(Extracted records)
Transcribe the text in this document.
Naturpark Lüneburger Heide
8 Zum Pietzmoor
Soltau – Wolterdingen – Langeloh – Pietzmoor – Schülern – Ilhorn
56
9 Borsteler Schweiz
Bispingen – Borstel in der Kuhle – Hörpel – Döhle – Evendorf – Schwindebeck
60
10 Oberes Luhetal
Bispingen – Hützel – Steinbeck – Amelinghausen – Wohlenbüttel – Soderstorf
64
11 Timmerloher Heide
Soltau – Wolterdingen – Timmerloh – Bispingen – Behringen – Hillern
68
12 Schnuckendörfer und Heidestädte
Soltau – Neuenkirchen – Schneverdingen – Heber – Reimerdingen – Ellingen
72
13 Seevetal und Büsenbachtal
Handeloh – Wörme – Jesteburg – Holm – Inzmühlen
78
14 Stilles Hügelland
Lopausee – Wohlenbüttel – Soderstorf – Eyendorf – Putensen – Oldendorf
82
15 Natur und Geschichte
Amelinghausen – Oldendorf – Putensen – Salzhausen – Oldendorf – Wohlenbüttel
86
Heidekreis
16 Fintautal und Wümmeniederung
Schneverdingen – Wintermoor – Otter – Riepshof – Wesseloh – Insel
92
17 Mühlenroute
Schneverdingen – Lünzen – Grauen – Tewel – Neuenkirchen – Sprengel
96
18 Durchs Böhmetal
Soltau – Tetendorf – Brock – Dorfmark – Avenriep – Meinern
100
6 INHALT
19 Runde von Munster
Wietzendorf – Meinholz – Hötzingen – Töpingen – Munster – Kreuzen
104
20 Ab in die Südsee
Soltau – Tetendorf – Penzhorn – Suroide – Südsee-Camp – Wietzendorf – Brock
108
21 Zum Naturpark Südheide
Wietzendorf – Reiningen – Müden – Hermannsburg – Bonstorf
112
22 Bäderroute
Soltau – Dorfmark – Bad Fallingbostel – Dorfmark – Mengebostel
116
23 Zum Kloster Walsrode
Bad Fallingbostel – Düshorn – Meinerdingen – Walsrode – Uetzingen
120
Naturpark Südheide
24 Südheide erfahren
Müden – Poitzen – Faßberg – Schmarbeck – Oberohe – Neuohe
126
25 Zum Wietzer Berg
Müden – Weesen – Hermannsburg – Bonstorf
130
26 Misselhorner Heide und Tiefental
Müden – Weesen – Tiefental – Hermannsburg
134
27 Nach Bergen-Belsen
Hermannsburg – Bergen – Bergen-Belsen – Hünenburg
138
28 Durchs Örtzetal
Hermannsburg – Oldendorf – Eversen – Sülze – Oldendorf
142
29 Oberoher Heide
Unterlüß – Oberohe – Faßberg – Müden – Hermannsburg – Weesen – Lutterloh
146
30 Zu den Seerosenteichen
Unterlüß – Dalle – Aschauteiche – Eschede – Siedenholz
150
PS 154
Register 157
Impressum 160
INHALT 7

* **TASK TO COMPLETE**
Examine the entries and report how many of their lines contain the string "Schneverdingen", giving no more than the number.

* **FULL RESPONSE**
3